## Request
Output the data that follows exactly, line for line.

Stored data
────

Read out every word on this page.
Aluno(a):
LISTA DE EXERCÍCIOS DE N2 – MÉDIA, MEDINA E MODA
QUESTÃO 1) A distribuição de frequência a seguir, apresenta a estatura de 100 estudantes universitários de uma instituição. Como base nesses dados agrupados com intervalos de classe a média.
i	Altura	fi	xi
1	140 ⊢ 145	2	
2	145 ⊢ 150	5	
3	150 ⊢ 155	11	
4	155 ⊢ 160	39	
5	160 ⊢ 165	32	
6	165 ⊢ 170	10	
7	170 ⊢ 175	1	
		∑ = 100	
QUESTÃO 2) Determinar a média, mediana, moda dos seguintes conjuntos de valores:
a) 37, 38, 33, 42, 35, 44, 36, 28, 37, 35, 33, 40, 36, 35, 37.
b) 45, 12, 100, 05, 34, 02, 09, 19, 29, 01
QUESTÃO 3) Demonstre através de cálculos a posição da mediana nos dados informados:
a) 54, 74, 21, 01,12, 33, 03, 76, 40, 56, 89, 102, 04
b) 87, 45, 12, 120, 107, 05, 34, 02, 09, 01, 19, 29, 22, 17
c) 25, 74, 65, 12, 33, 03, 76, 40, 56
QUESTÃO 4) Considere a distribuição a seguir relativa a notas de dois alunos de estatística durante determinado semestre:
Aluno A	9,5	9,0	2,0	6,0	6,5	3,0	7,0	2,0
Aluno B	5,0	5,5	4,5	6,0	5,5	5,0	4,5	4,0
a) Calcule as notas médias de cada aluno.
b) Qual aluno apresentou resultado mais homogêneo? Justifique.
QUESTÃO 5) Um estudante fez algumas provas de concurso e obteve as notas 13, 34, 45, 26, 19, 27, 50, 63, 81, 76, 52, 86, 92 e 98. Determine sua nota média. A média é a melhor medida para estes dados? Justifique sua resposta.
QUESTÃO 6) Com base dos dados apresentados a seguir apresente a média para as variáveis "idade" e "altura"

────

## Correct response
Read out every word on this page.
Aluno(a):
LISTA DE EXERCÍCIOS DE N2 – MÉDIA, MEDINA E MODA
QUESTÃO 1) A distribuição de frequência a seguir, apresenta a estatura de 100 estudantes universitários de uma instituição. Como base nesses dados agrupados com intervalos de classe a média.
i	Altura	fi	xi
1	140 ⊢ 145	2	
2	145 ⊢ 150	5	
3	150 ⊢ 155	11	
4	155 ⊢ 160	39	
5	160 ⊢ 165	32	
6	165 ⊢ 170	10	
7	170 ⊢ 175	1	
		∑ = 100	
QUESTÃO 2) Determinar a média, mediana, moda dos seguintes conjuntos de valores:
a) 37, 38, 33, 42, 35, 44, 36, 28, 37, 35, 33, 40, 36, 35, 37.
b) 45, 12, 100, 05, 34, 02, 09, 19, 29, 01
QUESTÃO 3) Demonstre através de cálculos a posição da mediana nos dados informados:
a) 54, 74, 21, 01,12, 33, 03, 76, 40, 56, 89, 102, 04
b) 87, 45, 12, 120, 107, 05, 34, 02, 09, 01, 19, 29, 22, 17
c) 25, 74, 65, 12, 33, 03, 76, 40, 56
QUESTÃO 4) Considere a distribuição a seguir relativa a notas de dois alunos de estatística durante determinado semestre:
Aluno A	9,5	9,0	2,0	6,0	6,5	3,0	7,0	2,0
Aluno B	5,0	5,5	4,5	6,0	5,5	5,0	4,5	4,0
a) Calcule as notas médias de cada aluno.
b) Qual aluno apresentou resultado mais homogêneo? Justifique.
QUESTÃO 5) Um estudante fez algumas provas de concurso e obteve as notas 13, 34, 45, 26, 19, 27, 50, 63, 81, 76, 52, 86, 92 e 98. Determine sua nota média. A média é a melhor medida para estes dados? Justifique sua resposta.
QUESTÃO 6) Com base dos dados apresentados a seguir apresente a média para as variáveis "idade" e "altura"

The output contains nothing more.